→ **GIVEN TASK**:
Copy out the rows from the line containing "page-number: 1 [426,1130,434,1144]" through the line containing "Itemize the components", including both of those lines, with no changes.

(Element box rows)
[BEGIN]

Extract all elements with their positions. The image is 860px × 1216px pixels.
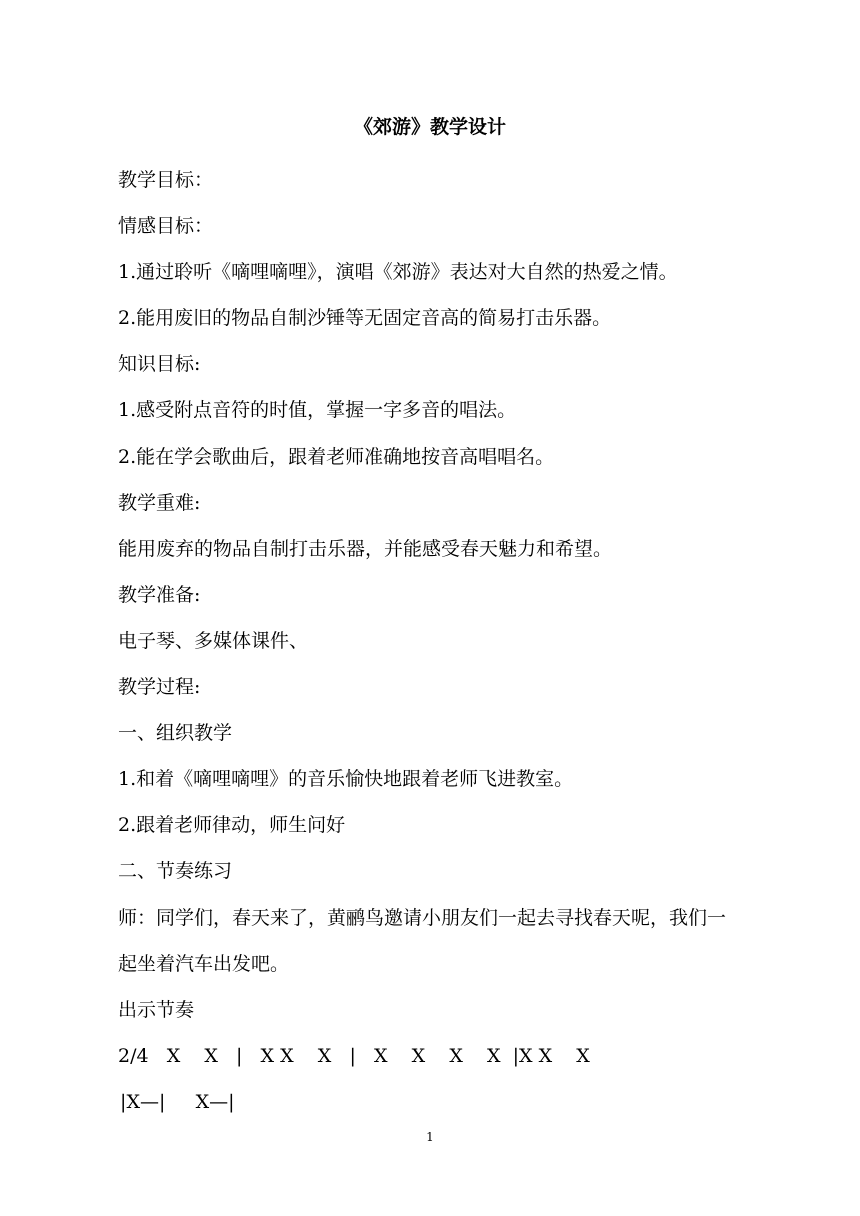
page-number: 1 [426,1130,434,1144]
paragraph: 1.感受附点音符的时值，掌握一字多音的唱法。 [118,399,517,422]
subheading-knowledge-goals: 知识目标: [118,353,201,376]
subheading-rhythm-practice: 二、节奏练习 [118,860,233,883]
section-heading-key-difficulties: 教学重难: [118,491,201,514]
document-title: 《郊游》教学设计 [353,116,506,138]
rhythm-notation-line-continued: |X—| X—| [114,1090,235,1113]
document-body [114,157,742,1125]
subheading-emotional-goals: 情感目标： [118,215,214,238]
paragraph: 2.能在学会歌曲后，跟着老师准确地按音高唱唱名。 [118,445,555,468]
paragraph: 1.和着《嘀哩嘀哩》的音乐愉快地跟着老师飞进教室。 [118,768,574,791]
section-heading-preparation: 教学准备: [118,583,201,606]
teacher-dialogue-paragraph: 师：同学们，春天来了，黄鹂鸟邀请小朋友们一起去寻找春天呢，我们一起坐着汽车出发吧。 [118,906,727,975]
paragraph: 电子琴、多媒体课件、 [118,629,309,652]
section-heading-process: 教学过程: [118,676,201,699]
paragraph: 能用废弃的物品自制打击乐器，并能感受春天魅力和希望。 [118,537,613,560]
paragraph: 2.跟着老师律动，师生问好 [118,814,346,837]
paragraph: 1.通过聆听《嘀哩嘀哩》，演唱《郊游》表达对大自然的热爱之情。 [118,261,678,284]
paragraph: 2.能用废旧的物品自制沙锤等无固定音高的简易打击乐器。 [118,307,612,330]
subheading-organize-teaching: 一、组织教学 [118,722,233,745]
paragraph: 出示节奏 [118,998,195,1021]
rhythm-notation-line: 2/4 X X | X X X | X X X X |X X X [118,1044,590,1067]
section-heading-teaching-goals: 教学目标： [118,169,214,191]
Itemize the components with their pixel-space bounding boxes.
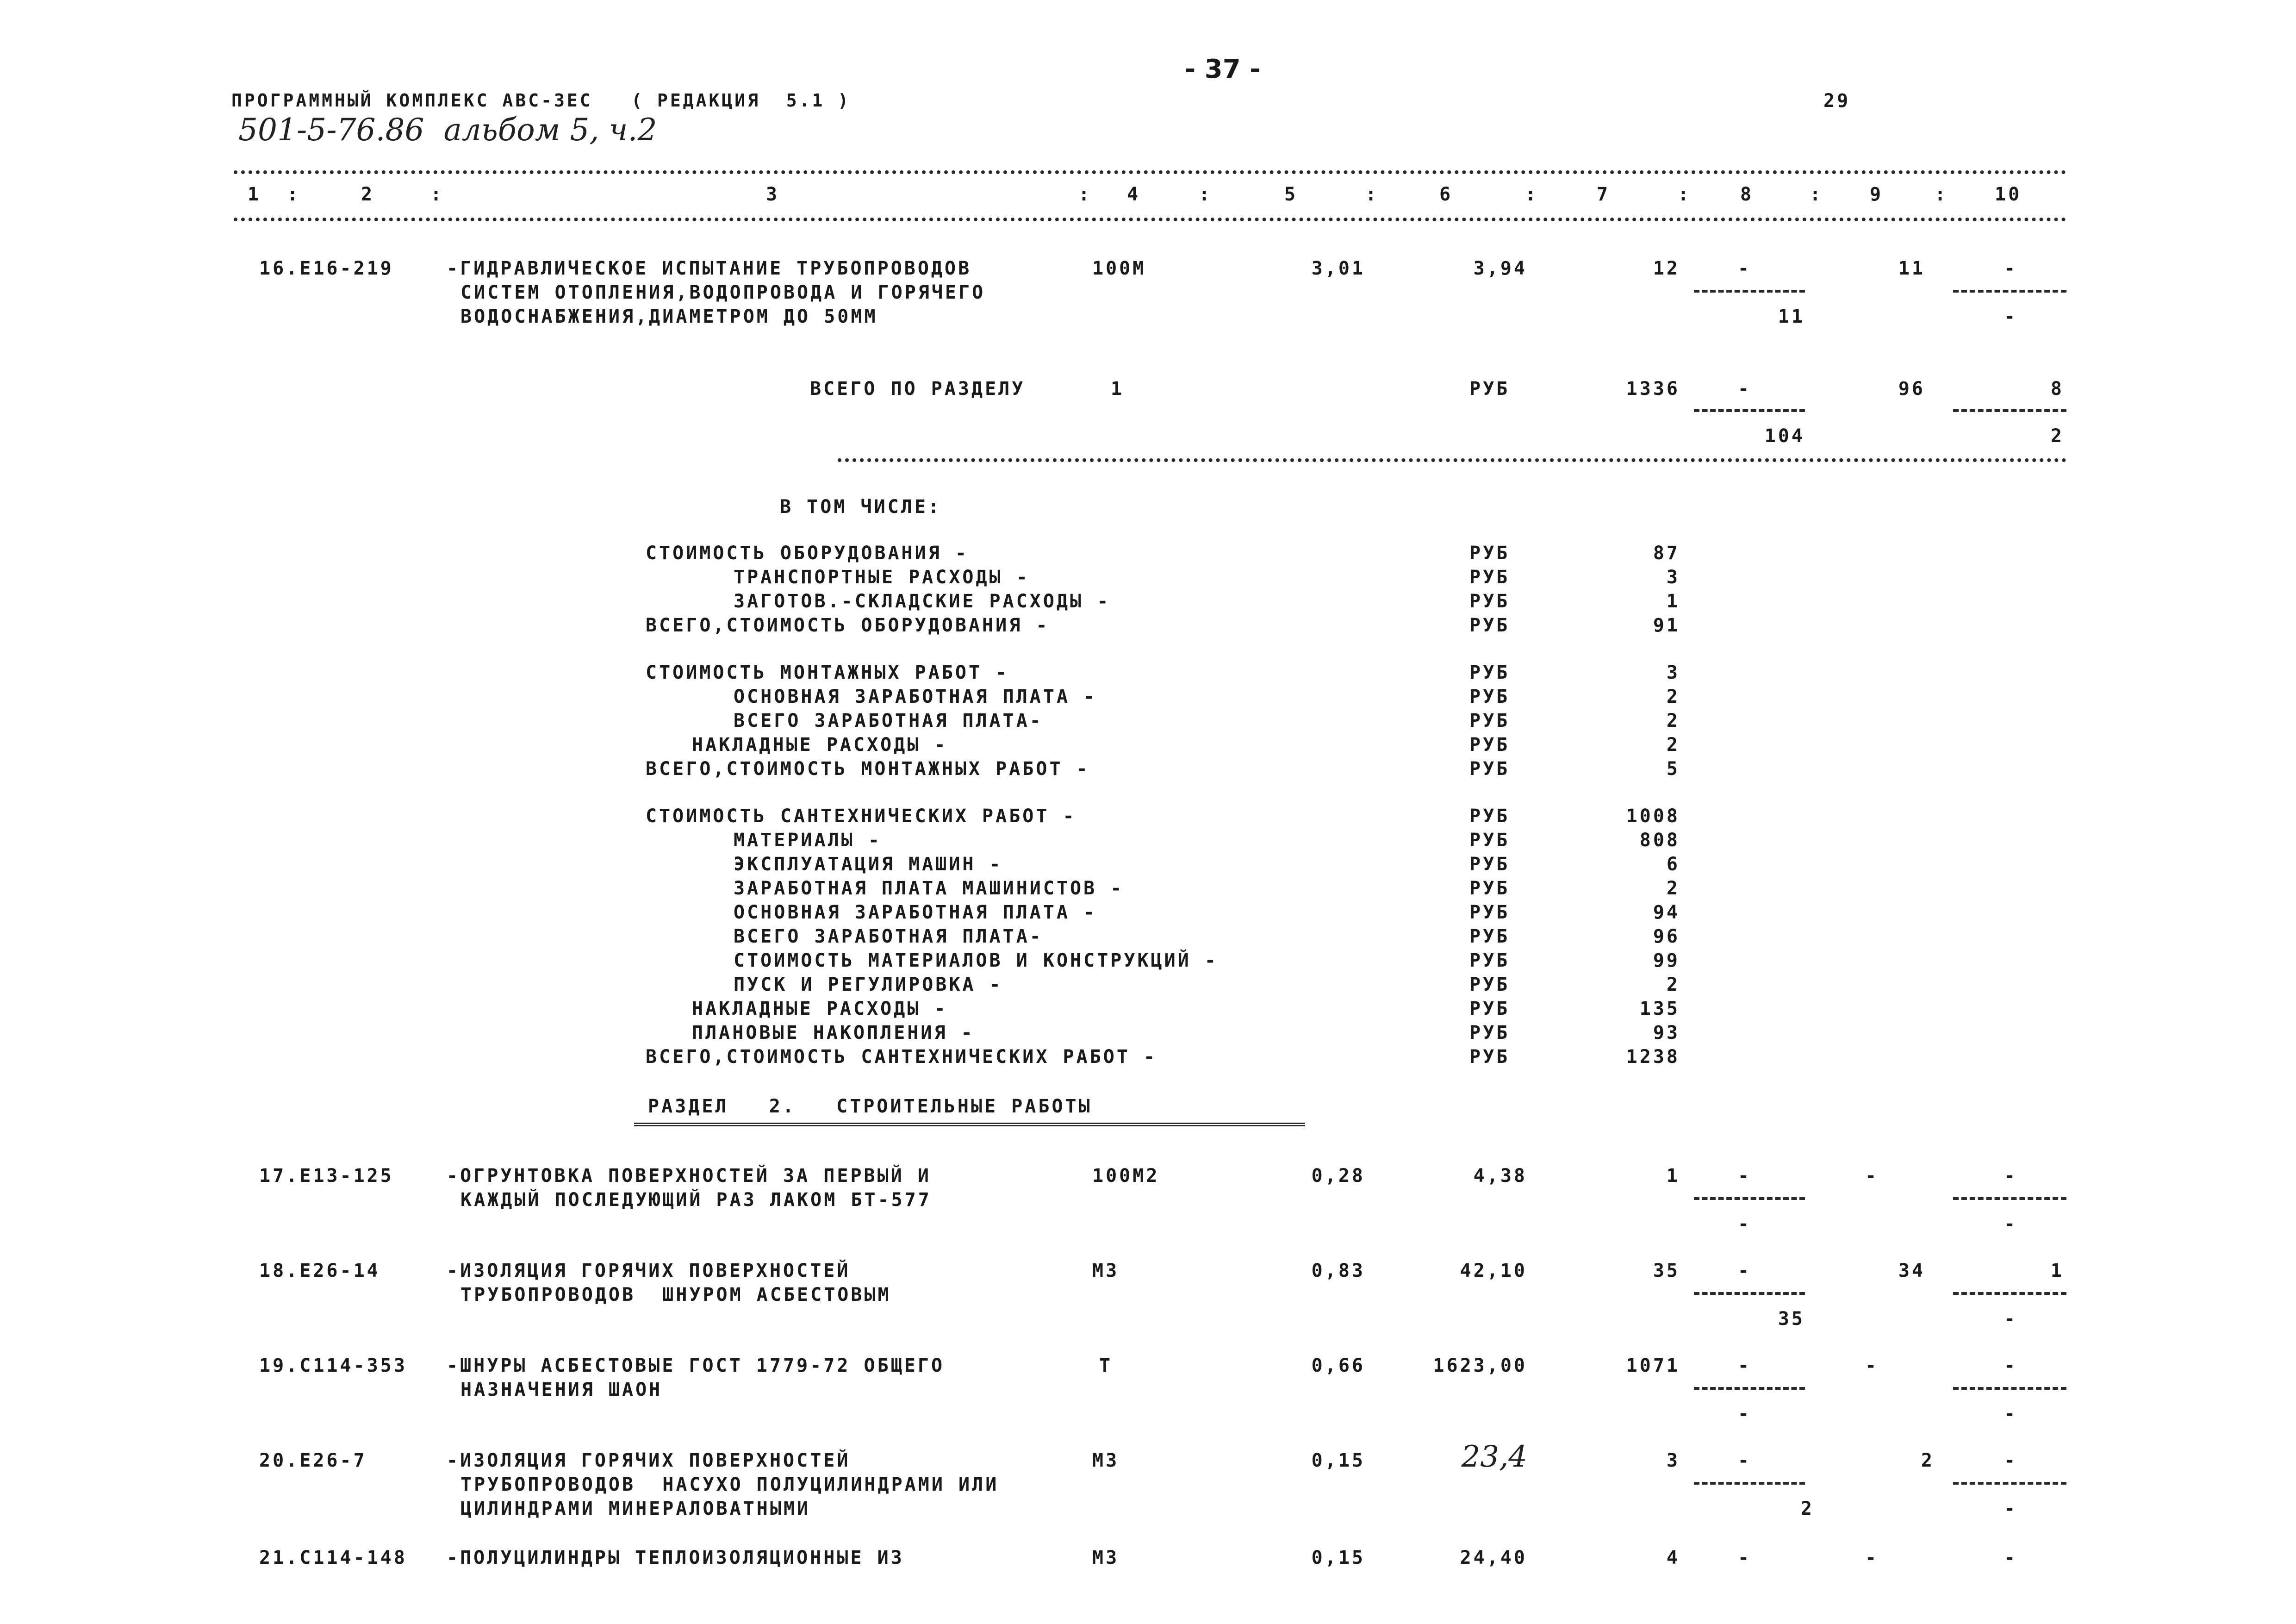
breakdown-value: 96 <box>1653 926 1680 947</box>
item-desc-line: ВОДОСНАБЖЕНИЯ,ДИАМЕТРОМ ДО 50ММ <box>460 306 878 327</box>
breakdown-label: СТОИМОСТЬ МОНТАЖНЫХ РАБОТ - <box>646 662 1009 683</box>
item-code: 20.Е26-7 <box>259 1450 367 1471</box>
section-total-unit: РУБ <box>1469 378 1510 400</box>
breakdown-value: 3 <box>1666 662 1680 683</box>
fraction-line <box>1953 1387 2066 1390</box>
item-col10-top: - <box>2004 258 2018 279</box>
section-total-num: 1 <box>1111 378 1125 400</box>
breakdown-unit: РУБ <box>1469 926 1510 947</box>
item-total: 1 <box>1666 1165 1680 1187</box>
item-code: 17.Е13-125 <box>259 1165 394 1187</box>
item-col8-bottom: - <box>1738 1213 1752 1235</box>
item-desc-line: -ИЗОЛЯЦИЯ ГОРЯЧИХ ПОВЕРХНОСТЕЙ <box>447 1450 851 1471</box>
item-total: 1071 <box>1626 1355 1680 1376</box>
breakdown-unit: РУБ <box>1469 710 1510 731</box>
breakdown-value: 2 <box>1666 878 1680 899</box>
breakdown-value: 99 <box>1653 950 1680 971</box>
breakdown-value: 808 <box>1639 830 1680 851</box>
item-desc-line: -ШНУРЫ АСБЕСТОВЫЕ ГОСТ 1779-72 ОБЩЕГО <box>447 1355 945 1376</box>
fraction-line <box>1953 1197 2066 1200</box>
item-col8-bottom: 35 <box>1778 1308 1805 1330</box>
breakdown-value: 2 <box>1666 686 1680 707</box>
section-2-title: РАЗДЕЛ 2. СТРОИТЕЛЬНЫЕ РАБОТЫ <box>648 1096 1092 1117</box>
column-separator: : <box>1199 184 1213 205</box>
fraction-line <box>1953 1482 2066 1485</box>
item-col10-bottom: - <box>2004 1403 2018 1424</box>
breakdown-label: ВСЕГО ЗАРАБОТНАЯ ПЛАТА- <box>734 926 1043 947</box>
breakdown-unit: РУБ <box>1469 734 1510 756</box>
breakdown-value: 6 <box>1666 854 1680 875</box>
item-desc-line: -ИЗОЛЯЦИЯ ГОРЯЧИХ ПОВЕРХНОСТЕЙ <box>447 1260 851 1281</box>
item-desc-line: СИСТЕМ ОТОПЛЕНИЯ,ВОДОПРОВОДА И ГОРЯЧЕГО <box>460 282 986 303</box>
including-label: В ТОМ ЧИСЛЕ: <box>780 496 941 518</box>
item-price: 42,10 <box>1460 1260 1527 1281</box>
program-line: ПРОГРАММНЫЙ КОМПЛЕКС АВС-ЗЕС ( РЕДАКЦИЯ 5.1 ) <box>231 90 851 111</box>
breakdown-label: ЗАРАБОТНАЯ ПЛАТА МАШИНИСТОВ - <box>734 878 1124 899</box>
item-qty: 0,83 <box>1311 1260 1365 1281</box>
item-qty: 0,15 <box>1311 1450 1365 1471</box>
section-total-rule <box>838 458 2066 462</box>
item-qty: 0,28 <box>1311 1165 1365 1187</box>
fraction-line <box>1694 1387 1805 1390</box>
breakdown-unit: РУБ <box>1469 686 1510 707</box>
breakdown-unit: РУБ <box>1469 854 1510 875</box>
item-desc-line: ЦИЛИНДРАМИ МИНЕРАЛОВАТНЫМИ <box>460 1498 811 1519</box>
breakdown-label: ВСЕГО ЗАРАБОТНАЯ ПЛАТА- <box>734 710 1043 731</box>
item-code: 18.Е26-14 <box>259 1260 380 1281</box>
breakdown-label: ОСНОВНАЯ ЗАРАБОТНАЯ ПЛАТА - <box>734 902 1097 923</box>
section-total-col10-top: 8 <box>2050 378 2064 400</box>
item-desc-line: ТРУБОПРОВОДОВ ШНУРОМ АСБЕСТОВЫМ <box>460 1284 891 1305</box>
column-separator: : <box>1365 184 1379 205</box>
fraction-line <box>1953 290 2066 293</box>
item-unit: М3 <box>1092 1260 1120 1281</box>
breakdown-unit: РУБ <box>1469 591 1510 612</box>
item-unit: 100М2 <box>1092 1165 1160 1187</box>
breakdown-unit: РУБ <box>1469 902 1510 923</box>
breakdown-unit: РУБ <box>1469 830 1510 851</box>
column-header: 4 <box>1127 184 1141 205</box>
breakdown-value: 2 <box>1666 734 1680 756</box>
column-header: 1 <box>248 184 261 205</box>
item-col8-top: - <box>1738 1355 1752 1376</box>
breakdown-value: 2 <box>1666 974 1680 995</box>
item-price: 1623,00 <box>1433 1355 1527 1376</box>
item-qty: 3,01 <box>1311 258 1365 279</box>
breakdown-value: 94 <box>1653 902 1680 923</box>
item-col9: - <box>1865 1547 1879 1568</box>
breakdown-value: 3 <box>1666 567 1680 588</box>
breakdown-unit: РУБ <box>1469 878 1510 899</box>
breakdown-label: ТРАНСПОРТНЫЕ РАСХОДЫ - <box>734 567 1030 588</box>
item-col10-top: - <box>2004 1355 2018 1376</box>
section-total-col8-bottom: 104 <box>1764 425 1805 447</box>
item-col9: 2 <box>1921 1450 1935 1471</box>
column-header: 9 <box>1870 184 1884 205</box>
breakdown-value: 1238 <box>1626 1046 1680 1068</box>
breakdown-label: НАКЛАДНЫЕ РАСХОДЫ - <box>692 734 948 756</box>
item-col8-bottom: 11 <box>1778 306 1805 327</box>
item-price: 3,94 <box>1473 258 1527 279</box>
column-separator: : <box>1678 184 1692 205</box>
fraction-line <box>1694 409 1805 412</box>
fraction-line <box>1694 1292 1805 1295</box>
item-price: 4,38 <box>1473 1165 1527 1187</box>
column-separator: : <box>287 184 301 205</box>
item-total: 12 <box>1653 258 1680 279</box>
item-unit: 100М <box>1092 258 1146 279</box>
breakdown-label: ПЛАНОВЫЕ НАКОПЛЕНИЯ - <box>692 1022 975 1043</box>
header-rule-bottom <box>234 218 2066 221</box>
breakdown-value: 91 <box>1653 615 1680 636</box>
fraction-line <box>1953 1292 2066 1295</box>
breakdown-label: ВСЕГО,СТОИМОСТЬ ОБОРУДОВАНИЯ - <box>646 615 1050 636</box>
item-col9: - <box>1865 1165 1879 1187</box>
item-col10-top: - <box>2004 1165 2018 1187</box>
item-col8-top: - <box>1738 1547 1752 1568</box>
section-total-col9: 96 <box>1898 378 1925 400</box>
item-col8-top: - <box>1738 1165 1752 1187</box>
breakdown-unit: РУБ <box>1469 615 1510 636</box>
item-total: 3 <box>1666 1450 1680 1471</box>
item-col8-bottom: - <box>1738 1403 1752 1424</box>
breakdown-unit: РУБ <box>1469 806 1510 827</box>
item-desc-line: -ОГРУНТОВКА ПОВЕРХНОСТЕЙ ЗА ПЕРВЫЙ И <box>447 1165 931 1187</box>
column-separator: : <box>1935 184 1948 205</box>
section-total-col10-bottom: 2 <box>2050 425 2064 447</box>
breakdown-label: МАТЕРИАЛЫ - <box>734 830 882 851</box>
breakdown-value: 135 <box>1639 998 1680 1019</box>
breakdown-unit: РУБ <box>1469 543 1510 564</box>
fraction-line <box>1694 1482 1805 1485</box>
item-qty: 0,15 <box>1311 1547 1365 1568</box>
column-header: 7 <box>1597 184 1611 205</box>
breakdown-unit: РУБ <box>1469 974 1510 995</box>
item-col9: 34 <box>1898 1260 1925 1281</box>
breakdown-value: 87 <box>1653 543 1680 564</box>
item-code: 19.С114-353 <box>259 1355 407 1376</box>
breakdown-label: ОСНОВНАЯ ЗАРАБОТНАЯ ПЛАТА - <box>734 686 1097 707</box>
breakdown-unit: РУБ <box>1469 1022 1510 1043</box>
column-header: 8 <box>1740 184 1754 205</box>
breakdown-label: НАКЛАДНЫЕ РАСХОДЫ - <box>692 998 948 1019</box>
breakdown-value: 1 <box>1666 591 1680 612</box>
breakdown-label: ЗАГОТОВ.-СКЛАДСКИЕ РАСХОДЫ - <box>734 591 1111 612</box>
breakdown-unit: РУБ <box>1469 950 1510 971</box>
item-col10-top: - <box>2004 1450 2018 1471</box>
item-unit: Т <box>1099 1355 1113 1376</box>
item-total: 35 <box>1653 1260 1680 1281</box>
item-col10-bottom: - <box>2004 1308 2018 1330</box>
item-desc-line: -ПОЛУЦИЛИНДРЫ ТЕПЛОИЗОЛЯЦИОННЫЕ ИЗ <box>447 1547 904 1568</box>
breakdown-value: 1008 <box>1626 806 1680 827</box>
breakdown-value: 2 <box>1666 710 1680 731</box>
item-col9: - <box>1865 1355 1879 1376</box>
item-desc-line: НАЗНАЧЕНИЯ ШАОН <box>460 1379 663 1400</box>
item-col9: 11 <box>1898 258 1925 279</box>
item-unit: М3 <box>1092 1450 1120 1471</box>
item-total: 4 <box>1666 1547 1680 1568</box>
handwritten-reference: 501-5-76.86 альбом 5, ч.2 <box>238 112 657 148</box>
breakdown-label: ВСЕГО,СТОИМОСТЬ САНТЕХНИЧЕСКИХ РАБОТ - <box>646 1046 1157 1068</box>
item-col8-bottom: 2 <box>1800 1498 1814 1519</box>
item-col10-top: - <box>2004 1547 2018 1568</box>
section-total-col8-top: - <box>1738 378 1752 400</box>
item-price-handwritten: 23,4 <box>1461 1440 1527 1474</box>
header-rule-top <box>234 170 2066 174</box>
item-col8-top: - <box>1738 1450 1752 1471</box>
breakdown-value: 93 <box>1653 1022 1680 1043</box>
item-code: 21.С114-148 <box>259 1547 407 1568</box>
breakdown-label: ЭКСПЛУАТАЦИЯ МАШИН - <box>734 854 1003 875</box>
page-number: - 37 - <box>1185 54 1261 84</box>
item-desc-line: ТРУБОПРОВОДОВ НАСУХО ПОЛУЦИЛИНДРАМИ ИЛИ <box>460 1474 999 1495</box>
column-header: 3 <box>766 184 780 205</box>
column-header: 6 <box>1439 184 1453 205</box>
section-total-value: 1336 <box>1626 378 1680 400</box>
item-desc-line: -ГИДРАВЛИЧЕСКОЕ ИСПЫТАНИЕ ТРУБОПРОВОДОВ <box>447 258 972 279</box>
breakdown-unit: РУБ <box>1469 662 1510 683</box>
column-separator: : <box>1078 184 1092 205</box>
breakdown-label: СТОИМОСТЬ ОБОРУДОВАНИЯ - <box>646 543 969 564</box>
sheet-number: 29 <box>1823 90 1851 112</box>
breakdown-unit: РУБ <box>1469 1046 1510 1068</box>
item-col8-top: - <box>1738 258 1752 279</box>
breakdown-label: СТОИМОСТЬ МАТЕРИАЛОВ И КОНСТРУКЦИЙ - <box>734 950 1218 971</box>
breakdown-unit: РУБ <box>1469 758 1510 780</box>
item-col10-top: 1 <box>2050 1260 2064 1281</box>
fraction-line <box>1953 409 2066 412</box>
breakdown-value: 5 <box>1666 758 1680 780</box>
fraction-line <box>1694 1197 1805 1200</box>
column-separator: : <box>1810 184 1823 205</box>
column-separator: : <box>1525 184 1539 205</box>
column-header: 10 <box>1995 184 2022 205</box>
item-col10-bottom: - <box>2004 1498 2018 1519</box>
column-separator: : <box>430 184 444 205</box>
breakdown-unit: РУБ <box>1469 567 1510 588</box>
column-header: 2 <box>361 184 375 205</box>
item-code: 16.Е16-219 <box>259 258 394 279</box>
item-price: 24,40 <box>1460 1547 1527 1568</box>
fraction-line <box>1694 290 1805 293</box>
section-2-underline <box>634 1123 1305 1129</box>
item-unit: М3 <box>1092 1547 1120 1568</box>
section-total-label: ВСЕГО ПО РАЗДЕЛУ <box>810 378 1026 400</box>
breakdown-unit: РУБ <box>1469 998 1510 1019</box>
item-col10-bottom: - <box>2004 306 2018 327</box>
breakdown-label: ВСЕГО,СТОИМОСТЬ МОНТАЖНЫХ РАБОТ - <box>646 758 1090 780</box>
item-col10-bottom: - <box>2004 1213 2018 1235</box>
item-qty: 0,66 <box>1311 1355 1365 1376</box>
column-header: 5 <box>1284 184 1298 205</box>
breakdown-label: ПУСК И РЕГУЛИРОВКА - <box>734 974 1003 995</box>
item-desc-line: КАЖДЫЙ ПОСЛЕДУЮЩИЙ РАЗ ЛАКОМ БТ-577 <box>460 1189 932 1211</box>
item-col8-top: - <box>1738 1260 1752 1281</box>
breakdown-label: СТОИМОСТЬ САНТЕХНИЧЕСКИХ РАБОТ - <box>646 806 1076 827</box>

[END]

→ **RESULT**:
page-number: 1 [426,1130,434,1144]
paragraph: 1.感受附点音符的时值，掌握一字多音的唱法。 [118,399,517,422]
subheading-knowledge-goals: 知识目标: [118,353,201,376]
subheading-rhythm-practice: 二、节奏练习 [118,860,233,883]
section-heading-key-difficulties: 教学重难: [118,491,201,514]
document-title: 《郊游》教学设计 [353,116,506,138]
rhythm-notation-line-continued: |X—| X—| [114,1090,235,1113]
document-body [114,157,742,1125]
subheading-emotional-goals: 情感目标： [118,215,214,238]
paragraph: 2.能在学会歌曲后，跟着老师准确地按音高唱唱名。 [118,445,555,468]
paragraph: 1.和着《嘀哩嘀哩》的音乐愉快地跟着老师飞进教室。 [118,768,574,791]
section-heading-preparation: 教学准备: [118,583,201,606]
teacher-dialogue-paragraph: 师：同学们，春天来了，黄鹂鸟邀请小朋友们一起去寻找春天呢，我们一起坐着汽车出发吧。 [118,906,727,975]
paragraph: 电子琴、多媒体课件、 [118,629,309,652]
section-heading-process: 教学过程: [118,676,201,699]
paragraph: 能用废弃的物品自制打击乐器，并能感受春天魅力和希望。 [118,537,613,560]
paragraph: 2.跟着老师律动，师生问好 [118,814,346,837]
paragraph: 1.通过聆听《嘀哩嘀哩》，演唱《郊游》表达对大自然的热爱之情。 [118,261,678,284]
paragraph: 2.能用废旧的物品自制沙锤等无固定音高的简易打击乐器。 [118,307,612,330]
subheading-organize-teaching: 一、组织教学 [118,722,233,745]
paragraph: 出示节奏 [118,998,195,1021]
rhythm-notation-line: 2/4 X X | X X X | X X X X |X X X [118,1044,590,1067]
section-heading-teaching-goals: 教学目标： [118,169,214,191]
Itemize the components with their pixel-space bounding boxes.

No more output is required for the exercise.